**Problem description:**
Write out the material again exactly, please, and omit the pictures.
========
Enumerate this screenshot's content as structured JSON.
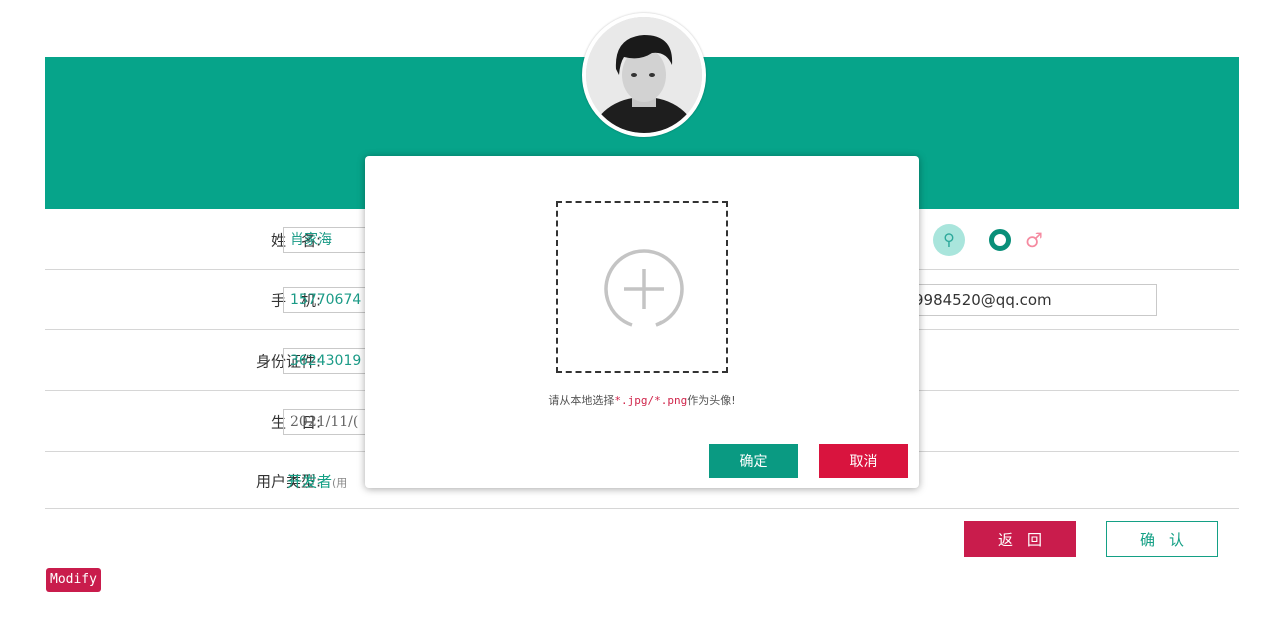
{
  "profile": {
    "name_label": "姓　名:",
    "name_value": "肖家海",
    "phone_label": "手　机:",
    "phone_value": "15770674",
    "email_value": "9984520@qq.com",
    "id_label": "身份证件:",
    "id_value": "36243019",
    "birthday_label": "生　日:",
    "birthday_value": "2021/11/(",
    "usertype_label": "用户类型:",
    "usertype_value": "开发者",
    "usertype_note": "(用",
    "gender_female_icon": "female-symbol-icon",
    "gender_male_icon": "male-symbol-icon",
    "gender_male_glyph": "♂",
    "gender_female_glyph": "⚲"
  },
  "actions": {
    "back_label": "返回",
    "confirm_label": "确认"
  },
  "badge": {
    "modify_label": "Modify"
  },
  "modal": {
    "hint_prefix": "请从本地选择",
    "hint_types": "*.jpg/*.png",
    "hint_suffix": "作为头像!",
    "confirm_label": "确定",
    "cancel_label": "取消"
  },
  "colors": {
    "primary": "#06a48a",
    "danger": "#c91c4c",
    "modal_cancel": "#d9143e"
  }
}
========
**Solution for this problem:**
Enumerate this screenshot's content as structured JSON.
{
  "profile": {
    "name_label": "姓　名:",
    "name_value": "肖家海",
    "phone_label": "手　机:",
    "phone_value": "15770674",
    "email_value": "9984520@qq.com",
    "id_label": "身份证件:",
    "id_value": "36243019",
    "birthday_label": "生　日:",
    "birthday_value": "2021/11/(",
    "usertype_label": "用户类型:",
    "usertype_value": "开发者",
    "usertype_note": "(用",
    "gender_female_icon": "female-symbol-icon",
    "gender_male_icon": "male-symbol-icon",
    "gender_male_glyph": "♂",
    "gender_female_glyph": "⚲"
  },
  "actions": {
    "back_label": "返回",
    "confirm_label": "确认"
  },
  "badge": {
    "modify_label": "Modify"
  },
  "modal": {
    "hint_prefix": "请从本地选择",
    "hint_types": "*.jpg/*.png",
    "hint_suffix": "作为头像!",
    "confirm_label": "确定",
    "cancel_label": "取消"
  },
  "colors": {
    "primary": "#06a48a",
    "danger": "#c91c4c",
    "modal_cancel": "#d9143e"
  }
}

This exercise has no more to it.